▶

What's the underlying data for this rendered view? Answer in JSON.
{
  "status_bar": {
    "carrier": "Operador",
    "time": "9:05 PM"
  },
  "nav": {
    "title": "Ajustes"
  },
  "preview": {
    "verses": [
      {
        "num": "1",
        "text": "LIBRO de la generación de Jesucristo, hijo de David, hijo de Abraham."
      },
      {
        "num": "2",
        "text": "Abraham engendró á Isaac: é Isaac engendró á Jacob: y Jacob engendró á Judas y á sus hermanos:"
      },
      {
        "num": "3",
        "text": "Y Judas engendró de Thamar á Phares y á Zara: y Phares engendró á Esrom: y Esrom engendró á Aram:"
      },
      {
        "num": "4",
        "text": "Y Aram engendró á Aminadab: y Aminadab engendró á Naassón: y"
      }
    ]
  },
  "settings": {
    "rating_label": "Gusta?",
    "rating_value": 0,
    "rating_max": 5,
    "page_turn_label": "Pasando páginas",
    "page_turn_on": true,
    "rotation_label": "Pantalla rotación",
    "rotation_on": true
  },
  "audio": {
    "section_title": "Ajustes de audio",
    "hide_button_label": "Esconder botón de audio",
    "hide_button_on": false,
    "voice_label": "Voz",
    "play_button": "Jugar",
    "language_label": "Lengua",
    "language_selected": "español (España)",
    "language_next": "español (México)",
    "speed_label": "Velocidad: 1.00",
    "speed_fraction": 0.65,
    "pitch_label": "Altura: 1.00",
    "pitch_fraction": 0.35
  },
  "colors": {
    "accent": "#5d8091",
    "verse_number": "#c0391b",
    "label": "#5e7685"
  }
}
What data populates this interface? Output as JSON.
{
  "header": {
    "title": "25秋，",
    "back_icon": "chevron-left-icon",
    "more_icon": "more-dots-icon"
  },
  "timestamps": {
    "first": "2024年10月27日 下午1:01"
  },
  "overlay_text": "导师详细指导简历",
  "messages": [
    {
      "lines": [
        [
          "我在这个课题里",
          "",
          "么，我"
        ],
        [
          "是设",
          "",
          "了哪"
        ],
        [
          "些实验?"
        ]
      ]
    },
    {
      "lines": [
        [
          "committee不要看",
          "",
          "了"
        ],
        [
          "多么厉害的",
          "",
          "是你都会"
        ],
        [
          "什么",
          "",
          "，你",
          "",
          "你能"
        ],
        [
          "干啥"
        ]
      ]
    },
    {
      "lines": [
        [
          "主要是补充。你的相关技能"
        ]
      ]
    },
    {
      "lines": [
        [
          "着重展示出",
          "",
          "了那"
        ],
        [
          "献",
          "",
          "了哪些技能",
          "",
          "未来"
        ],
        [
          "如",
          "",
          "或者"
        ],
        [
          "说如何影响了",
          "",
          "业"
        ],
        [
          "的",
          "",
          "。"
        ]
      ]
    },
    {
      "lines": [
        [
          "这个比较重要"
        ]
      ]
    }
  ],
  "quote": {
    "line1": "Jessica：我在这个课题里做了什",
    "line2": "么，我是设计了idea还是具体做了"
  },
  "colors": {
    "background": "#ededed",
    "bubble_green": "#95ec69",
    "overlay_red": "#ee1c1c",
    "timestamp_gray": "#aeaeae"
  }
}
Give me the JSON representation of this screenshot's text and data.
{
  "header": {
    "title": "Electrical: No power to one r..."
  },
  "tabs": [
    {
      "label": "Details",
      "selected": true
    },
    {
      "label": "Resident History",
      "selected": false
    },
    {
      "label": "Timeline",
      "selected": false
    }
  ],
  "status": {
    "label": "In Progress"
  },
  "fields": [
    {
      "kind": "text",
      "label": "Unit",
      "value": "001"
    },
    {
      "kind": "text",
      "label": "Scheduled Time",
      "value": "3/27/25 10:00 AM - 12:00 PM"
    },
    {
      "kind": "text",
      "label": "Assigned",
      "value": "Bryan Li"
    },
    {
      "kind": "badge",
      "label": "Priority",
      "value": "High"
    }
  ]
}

◀

TASK BRIEF — Working from the material above, state how many lines contain "data"; give only the number.

OUTPUT FOR THIS EXERCISE — 3